■ **Your instructions**
Copy out every line of the data below, word for word and in the same order.

■ **Available records**
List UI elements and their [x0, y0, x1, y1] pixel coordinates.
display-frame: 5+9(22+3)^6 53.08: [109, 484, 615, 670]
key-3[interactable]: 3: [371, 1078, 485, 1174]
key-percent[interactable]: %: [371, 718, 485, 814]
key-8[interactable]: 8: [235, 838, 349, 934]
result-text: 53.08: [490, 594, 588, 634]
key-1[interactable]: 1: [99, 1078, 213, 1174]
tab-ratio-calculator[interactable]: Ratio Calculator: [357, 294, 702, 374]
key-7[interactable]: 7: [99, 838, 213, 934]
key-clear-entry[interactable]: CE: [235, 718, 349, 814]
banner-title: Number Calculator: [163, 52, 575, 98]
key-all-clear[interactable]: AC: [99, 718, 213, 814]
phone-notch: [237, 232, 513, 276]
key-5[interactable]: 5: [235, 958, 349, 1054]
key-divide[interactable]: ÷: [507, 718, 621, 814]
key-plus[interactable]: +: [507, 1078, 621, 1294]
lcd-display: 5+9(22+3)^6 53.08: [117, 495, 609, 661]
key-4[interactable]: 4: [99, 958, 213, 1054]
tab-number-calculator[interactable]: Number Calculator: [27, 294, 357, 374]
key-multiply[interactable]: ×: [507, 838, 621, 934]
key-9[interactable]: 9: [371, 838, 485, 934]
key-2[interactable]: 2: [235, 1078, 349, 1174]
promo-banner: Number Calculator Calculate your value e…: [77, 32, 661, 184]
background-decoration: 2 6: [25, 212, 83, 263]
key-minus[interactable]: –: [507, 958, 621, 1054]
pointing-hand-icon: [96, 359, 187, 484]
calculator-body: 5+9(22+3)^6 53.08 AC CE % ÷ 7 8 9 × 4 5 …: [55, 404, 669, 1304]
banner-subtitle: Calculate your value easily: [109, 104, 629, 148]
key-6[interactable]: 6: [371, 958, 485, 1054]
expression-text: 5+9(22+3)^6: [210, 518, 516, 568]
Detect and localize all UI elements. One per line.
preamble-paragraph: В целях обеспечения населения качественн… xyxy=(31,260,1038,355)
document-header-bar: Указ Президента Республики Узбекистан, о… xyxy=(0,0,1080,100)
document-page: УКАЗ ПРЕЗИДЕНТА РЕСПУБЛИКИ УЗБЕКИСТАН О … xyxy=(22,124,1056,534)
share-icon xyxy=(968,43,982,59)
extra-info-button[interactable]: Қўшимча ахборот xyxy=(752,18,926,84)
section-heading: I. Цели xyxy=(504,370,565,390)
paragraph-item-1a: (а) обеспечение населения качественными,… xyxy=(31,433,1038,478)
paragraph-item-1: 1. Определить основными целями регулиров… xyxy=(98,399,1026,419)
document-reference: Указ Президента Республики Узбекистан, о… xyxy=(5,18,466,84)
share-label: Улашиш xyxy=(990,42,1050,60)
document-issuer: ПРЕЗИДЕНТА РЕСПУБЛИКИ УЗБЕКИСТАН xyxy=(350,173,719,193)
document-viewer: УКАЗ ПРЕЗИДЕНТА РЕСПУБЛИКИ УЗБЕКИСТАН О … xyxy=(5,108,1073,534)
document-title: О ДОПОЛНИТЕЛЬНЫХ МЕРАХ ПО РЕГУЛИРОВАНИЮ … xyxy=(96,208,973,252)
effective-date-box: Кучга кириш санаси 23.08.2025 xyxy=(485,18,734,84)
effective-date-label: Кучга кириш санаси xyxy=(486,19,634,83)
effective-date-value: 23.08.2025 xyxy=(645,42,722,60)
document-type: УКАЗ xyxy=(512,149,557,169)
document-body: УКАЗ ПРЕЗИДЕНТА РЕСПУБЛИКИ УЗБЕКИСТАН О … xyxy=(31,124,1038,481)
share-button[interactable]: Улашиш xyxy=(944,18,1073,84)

■ **Reply**
List UI elements and their [x0, y0, x1, y1] pixel coordinates.
display-frame: 5+9(22+3)^6 53.08: [109, 484, 615, 670]
key-3[interactable]: 3: [371, 1078, 485, 1174]
key-percent[interactable]: %: [371, 718, 485, 814]
key-8[interactable]: 8: [235, 838, 349, 934]
result-text: 53.08: [490, 594, 588, 634]
key-1[interactable]: 1: [99, 1078, 213, 1174]
tab-ratio-calculator[interactable]: Ratio Calculator: [357, 294, 702, 374]
key-7[interactable]: 7: [99, 838, 213, 934]
key-clear-entry[interactable]: CE: [235, 718, 349, 814]
banner-title: Number Calculator: [163, 52, 575, 98]
key-all-clear[interactable]: AC: [99, 718, 213, 814]
phone-notch: [237, 232, 513, 276]
key-5[interactable]: 5: [235, 958, 349, 1054]
key-divide[interactable]: ÷: [507, 718, 621, 814]
key-plus[interactable]: +: [507, 1078, 621, 1294]
lcd-display: 5+9(22+3)^6 53.08: [117, 495, 609, 661]
key-4[interactable]: 4: [99, 958, 213, 1054]
tab-number-calculator[interactable]: Number Calculator: [27, 294, 357, 374]
key-multiply[interactable]: ×: [507, 838, 621, 934]
key-9[interactable]: 9: [371, 838, 485, 934]
key-2[interactable]: 2: [235, 1078, 349, 1174]
promo-banner: Number Calculator Calculate your value e…: [77, 32, 661, 184]
background-decoration: 2 6: [25, 212, 83, 263]
key-minus[interactable]: –: [507, 958, 621, 1054]
pointing-hand-icon: [96, 359, 187, 484]
calculator-body: 5+9(22+3)^6 53.08 AC CE % ÷ 7 8 9 × 4 5 …: [55, 404, 669, 1304]
banner-subtitle: Calculate your value easily: [109, 104, 629, 148]
key-6[interactable]: 6: [371, 958, 485, 1054]
expression-text: 5+9(22+3)^6: [210, 518, 516, 568]
Detect and localize all UI elements. One per line.
preamble-paragraph: В целях обеспечения населения качественн… xyxy=(31,260,1038,355)
document-header-bar: Указ Президента Республики Узбекистан, о… xyxy=(0,0,1080,100)
document-page: УКАЗ ПРЕЗИДЕНТА РЕСПУБЛИКИ УЗБЕКИСТАН О … xyxy=(22,124,1056,534)
share-icon xyxy=(968,43,982,59)
extra-info-button[interactable]: Қўшимча ахборот xyxy=(752,18,926,84)
section-heading: I. Цели xyxy=(504,370,565,390)
paragraph-item-1a: (а) обеспечение населения качественными,… xyxy=(31,433,1038,478)
paragraph-item-1: 1. Определить основными целями регулиров… xyxy=(98,399,1026,419)
document-reference: Указ Президента Республики Узбекистан, о… xyxy=(5,18,466,84)
share-label: Улашиш xyxy=(990,42,1050,60)
document-issuer: ПРЕЗИДЕНТА РЕСПУБЛИКИ УЗБЕКИСТАН xyxy=(350,173,719,193)
document-viewer: УКАЗ ПРЕЗИДЕНТА РЕСПУБЛИКИ УЗБЕКИСТАН О … xyxy=(5,108,1073,534)
document-title: О ДОПОЛНИТЕЛЬНЫХ МЕРАХ ПО РЕГУЛИРОВАНИЮ … xyxy=(96,208,973,252)
effective-date-box: Кучга кириш санаси 23.08.2025 xyxy=(485,18,734,84)
effective-date-label: Кучга кириш санаси xyxy=(486,19,634,83)
effective-date-value: 23.08.2025 xyxy=(645,42,722,60)
document-type: УКАЗ xyxy=(512,149,557,169)
document-body: УКАЗ ПРЕЗИДЕНТА РЕСПУБЛИКИ УЗБЕКИСТАН О … xyxy=(31,124,1038,481)
share-button[interactable]: Улашиш xyxy=(944,18,1073,84)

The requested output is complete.